start

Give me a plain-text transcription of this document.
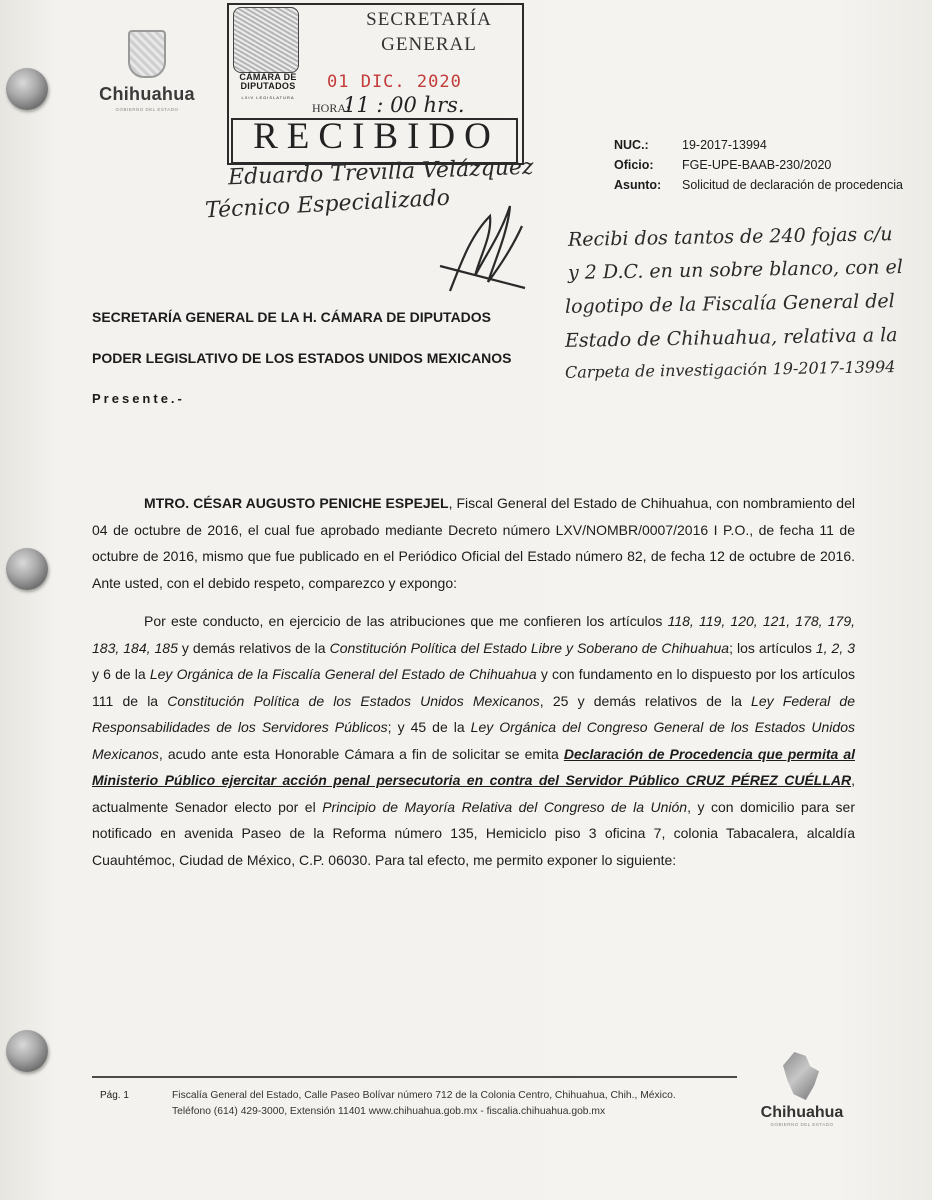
Chihuahua
GOBIERNO DEL ESTADO
CÁMARA DE
DIPUTADOS
LXIV LEGISLATURA
SECRETARÍA
GENERAL
01 DIC. 2020
HORA:
11 : 00 hrs.
RECIBIDO
Eduardo Trevilla Velázquez
Técnico Especializado
Recibi dos tantos de 240 fojas c/u
y 2 D.C. en un sobre blanco, con el
logotipo de la Fiscalía General del
Estado de Chihuahua, relativa a la
Carpeta de investigación 19-2017-13994
NUC.:	19-2017-13994
Oficio:	FGE-UPE-BAAB-230/2020
Asunto:	Solicitud de declaración de procedencia
SECRETARÍA GENERAL DE LA H. CÁMARA DE DIPUTADOS
PODER LEGISLATIVO DE LOS ESTADOS UNIDOS MEXICANOS
Presente.-

MTRO. CÉSAR AUGUSTO PENICHE ESPEJEL, Fiscal General del Estado de Chihuahua, con nombramiento del 04 de octubre de 2016, el cual fue aprobado mediante Decreto número LXV/NOMBR/0007/2016 I P.O., de fecha 11 de octubre de 2016, mismo que fue publicado en el Periódico Oficial del Estado número 82, de fecha 12 de octubre de 2016. Ante usted, con el debido respeto, comparezco y expongo:

Por este conducto, en ejercicio de las atribuciones que me confieren los artículos 118, 119, 120, 121, 178, 179, 183, 184, 185 y demás relativos de la Constitución Política del Estado Libre y Soberano de Chihuahua; los artículos 1, 2, 3 y 6 de la Ley Orgánica de la Fiscalía General del Estado de Chihuahua y con fundamento en lo dispuesto por los artículos 111 de la Constitución Política de los Estados Unidos Mexicanos, 25 y demás relativos de la Ley Federal de Responsabilidades de los Servidores Públicos; y 45 de la Ley Orgánica del Congreso General de los Estados Unidos Mexicanos, acudo ante esta Honorable Cámara a fin de solicitar se emita Declaración de Procedencia que permita al Ministerio Público ejercitar acción penal persecutoria en contra del Servidor Público CRUZ PÉREZ CUÉLLAR, actualmente Senador electo por el Principio de Mayoría Relativa del Congreso de la Unión, y con domicilio para ser notificado en avenida Paseo de la Reforma número 135, Hemiciclo piso 3 oficina 7, colonia Tabacalera, alcaldía Cuauhtémoc, Ciudad de México, C.P. 06030. Para tal efecto, me permito exponer lo siguiente:

Pág. 1	Fiscalía General del Estado, Calle Paseo Bolívar número 712 de la Colonia Centro, Chihuahua, Chih., México.
Teléfono (614) 429-3000, Extensión 11401 www.chihuahua.gob.mx - fiscalia.chihuahua.gob.mx	Chihuahua
GOBIERNO DEL ESTADO
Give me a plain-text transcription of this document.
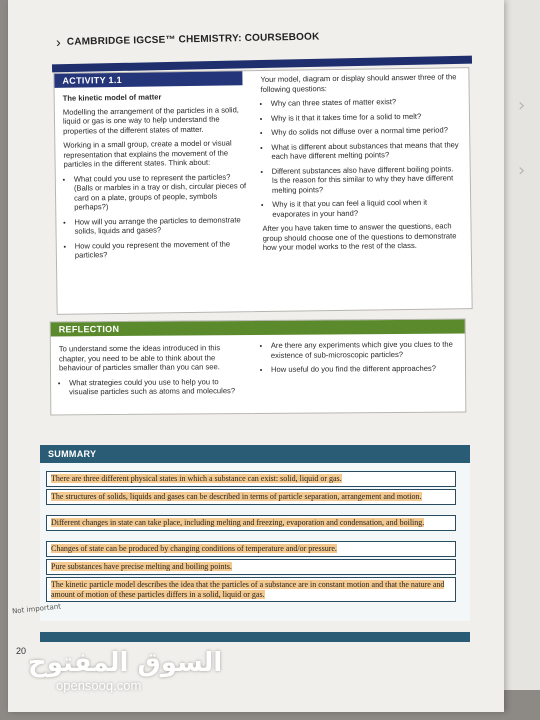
›
›
› CAMBRIDGE IGCSE™ CHEMISTRY: COURSEBOOK
ACTIVITY 1.1
The kinetic model of matter

Modelling the arrangement of the particles in a solid, liquid or gas is one way to help understand the properties of the different states of matter.

Working in a small group, create a model or visual representation that explains the movement of the particles in the different states. Think about:

• What could you use to represent the particles? (Balls or marbles in a tray or dish, circular pieces of card on a plate, groups of people, symbols perhaps?)
• How will you arrange the particles to demonstrate solids, liquids and gases?
• How could you represent the movement of the particles?

Your model, diagram or display should answer three of the following questions:

• Why can three states of matter exist?
• Why is it that it takes time for a solid to melt?
• Why do solids not diffuse over a normal time period?
• What is different about substances that means that they each have different melting points?
• Different substances also have different boiling points. Is the reason for this similar to why they have different melting points?
• Why is it that you can feel a liquid cool when it evaporates in your hand?

After you have taken time to answer the questions, each group should choose one of the questions to demonstrate how your model works to the rest of the class.

REFLECTION

To understand some the ideas introduced in this chapter, you need to be able to think about the behaviour of particles smaller than you can see.

• What strategies could you use to help you to visualise particles such as atoms and molecules?
• Are there any experiments which give you clues to the existence of sub-microscopic particles?
• How useful do you find the different approaches?
SUMMARY
There are three different physical states in which a substance can exist: solid, liquid or gas.
The structures of solids, liquids and gases can be described in terms of particle separation, arrangement and motion.
Different changes in state can take place, including melting and freezing, evaporation and condensation, and boiling.
Changes of state can be produced by changing conditions of temperature and/or pressure.
Pure substances have precise melting and boiling points.
The kinetic particle model describes the idea that the particles of a substance are in constant motion and that the nature and amount of motion of these particles differs in a solid, liquid or gas.
Not important
20 السوق المفتوح
opensooq.com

end

#### Aim
Using the entries above, find all lines with "about". Copy them.

#### Complete answer
Working in a small group, create a model or visual representation that explains the movement of the particles in the different states. Think about:
• What is different about substances that means that they each have different melting points?
To understand some the ideas introduced in this chapter, you need to be able to think about the behaviour of particles smaller than you can see.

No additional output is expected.